• _Request_: Pull out every line below holding the word "Продажа".

• _Saved entries_:

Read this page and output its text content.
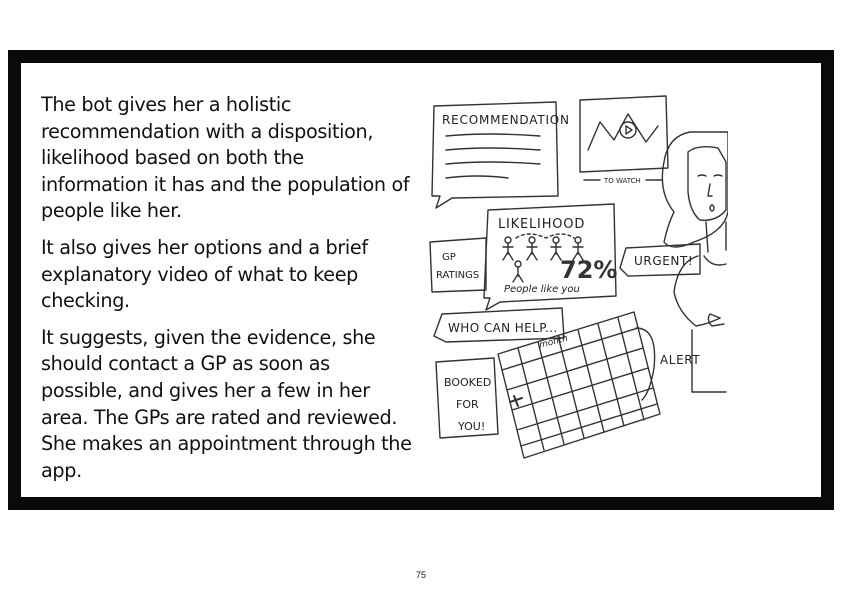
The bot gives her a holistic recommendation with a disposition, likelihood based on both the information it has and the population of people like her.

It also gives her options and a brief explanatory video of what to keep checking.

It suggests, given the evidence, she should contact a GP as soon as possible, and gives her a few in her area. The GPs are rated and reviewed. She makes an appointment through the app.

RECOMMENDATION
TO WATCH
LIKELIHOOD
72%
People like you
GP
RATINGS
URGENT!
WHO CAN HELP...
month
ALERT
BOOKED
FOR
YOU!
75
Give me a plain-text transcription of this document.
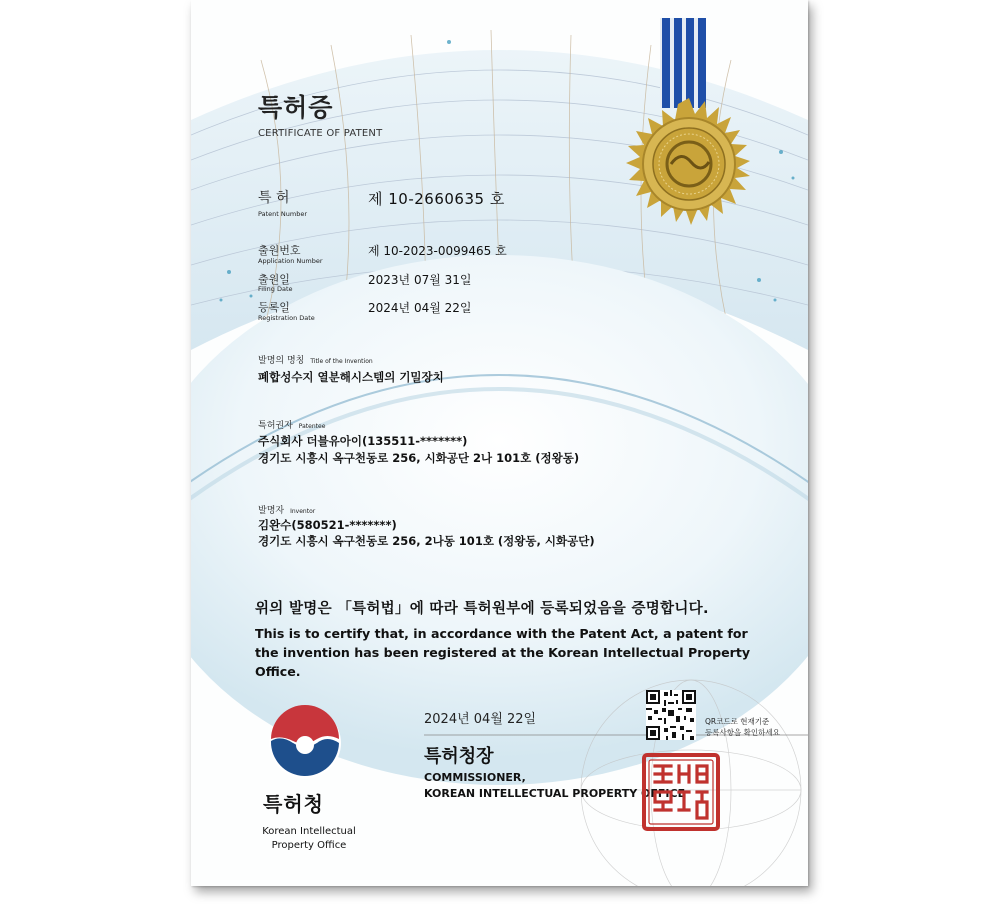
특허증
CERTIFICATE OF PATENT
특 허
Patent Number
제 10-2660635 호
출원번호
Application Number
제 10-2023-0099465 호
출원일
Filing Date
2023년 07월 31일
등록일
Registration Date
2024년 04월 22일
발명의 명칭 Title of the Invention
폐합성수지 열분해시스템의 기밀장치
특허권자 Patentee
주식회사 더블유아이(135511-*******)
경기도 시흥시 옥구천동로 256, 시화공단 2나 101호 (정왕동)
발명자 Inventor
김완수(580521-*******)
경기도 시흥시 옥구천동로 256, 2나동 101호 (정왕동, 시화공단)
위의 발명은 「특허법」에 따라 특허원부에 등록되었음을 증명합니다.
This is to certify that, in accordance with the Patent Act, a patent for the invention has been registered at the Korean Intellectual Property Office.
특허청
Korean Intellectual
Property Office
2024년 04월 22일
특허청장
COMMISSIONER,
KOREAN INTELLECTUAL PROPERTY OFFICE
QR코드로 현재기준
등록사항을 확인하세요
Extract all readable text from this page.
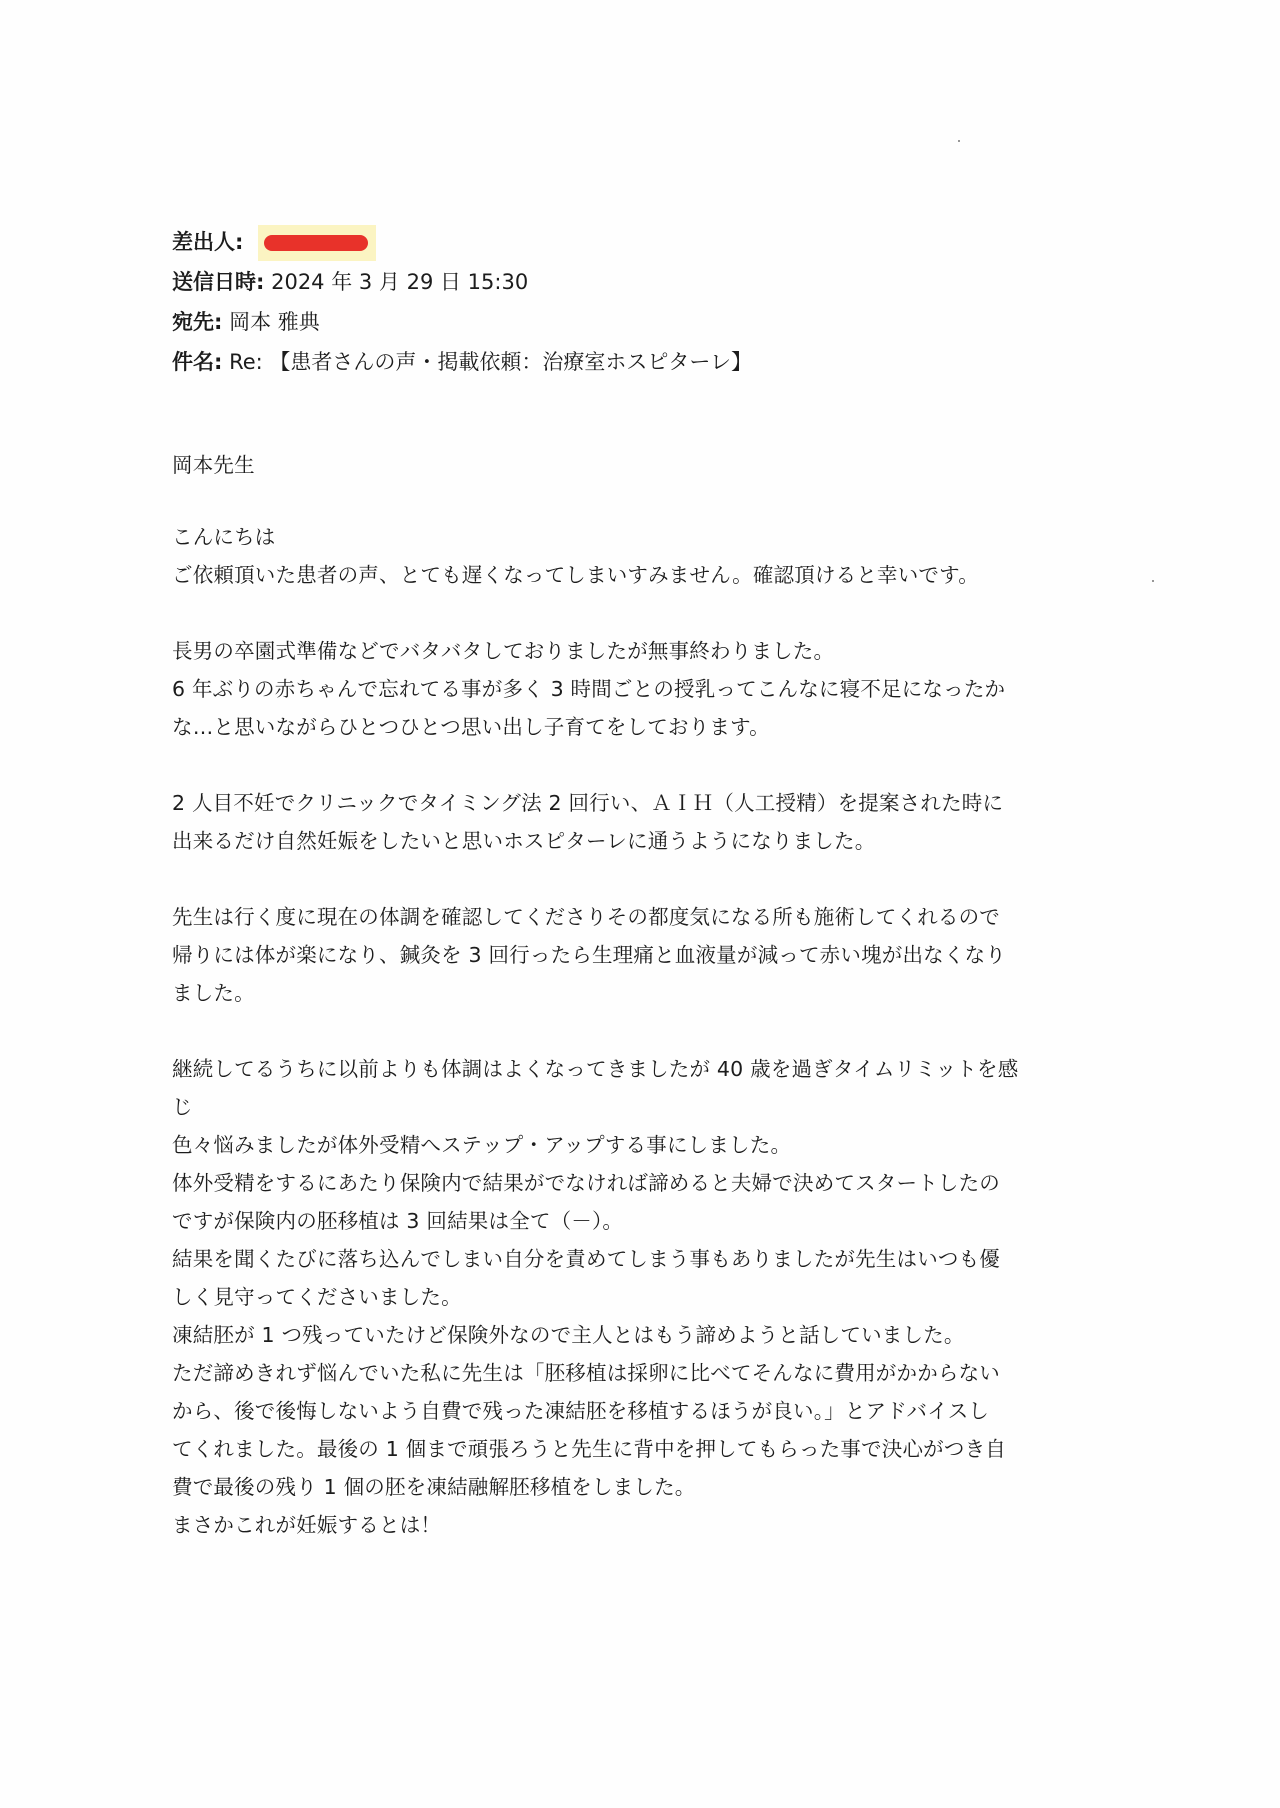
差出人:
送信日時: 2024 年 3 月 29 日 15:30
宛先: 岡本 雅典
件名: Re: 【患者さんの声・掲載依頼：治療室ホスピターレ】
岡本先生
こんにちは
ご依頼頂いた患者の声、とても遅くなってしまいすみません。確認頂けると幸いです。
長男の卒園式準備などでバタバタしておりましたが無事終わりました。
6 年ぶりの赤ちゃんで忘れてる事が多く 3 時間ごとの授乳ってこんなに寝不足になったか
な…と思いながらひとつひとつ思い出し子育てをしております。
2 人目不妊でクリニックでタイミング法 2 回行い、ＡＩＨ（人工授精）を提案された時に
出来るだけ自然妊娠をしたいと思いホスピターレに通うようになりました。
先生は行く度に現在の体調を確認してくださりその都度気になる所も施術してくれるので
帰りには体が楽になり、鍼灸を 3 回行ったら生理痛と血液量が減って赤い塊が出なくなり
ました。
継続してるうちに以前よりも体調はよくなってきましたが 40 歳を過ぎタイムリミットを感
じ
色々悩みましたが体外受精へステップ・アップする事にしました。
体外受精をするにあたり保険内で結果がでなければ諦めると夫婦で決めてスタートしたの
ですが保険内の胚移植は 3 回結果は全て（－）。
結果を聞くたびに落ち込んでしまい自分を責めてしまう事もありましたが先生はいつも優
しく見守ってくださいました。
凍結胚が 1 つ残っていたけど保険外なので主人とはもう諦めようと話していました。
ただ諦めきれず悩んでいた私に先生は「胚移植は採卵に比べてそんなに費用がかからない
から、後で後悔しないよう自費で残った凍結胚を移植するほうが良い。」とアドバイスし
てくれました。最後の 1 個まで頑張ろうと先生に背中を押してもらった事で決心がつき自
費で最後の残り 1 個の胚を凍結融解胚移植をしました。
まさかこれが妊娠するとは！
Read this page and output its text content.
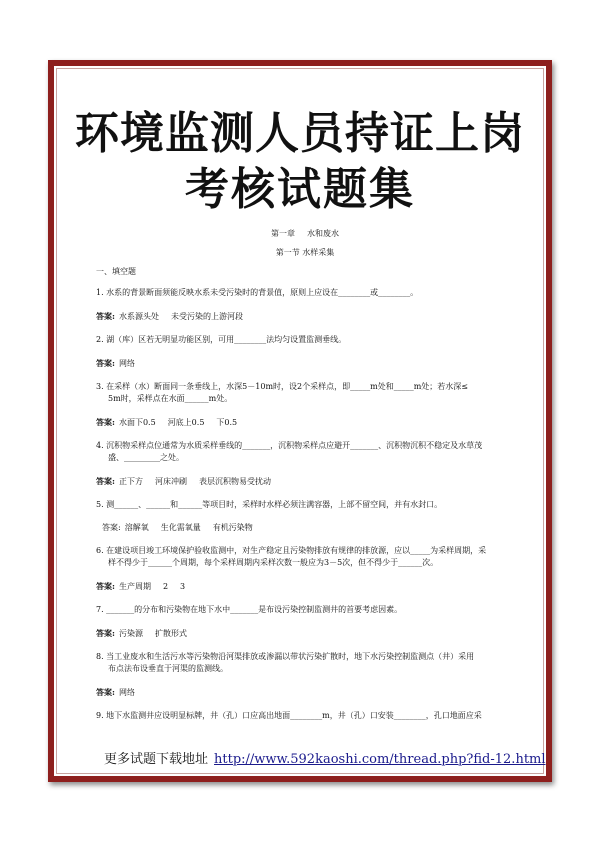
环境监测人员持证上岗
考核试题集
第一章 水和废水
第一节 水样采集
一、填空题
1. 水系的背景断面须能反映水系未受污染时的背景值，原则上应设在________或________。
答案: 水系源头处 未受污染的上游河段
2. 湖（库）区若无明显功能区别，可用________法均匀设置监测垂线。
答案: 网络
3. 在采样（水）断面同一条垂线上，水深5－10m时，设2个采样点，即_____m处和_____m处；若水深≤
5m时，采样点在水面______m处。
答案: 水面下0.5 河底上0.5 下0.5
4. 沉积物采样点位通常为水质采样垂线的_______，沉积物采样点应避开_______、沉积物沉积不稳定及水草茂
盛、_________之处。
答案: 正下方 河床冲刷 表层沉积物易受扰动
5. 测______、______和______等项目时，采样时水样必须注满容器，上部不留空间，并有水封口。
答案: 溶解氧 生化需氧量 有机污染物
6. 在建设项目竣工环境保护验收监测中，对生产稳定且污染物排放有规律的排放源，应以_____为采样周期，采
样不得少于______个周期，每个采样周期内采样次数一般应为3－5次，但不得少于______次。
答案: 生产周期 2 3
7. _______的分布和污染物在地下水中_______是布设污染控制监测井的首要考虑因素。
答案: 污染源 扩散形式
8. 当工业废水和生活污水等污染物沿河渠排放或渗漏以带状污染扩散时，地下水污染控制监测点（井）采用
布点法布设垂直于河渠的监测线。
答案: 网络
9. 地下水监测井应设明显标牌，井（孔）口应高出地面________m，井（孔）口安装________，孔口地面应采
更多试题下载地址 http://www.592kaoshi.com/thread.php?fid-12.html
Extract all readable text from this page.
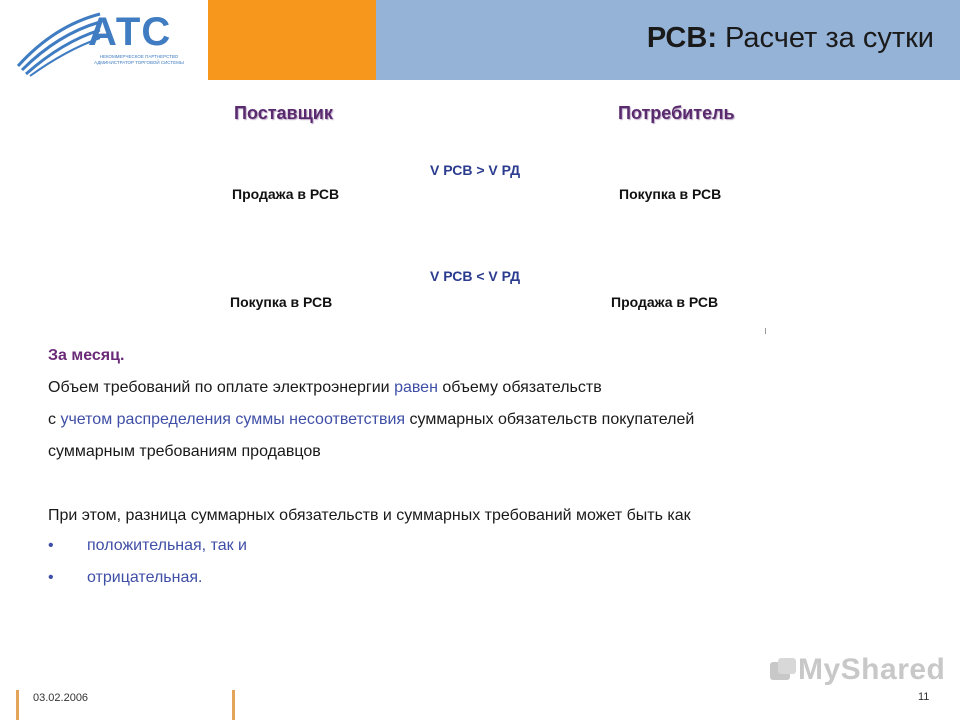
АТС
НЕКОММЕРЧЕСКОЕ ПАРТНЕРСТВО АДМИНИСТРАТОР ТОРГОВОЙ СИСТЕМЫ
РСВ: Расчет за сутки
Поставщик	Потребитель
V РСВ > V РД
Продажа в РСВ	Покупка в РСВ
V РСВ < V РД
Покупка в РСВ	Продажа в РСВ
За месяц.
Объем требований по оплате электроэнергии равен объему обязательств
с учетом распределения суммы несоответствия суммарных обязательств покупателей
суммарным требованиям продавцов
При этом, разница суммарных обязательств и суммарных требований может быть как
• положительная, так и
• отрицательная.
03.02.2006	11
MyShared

• _Result of this exercise_:
Продажа в РСВ	Покупка в РСВ
Покупка в РСВ	Продажа в РСВ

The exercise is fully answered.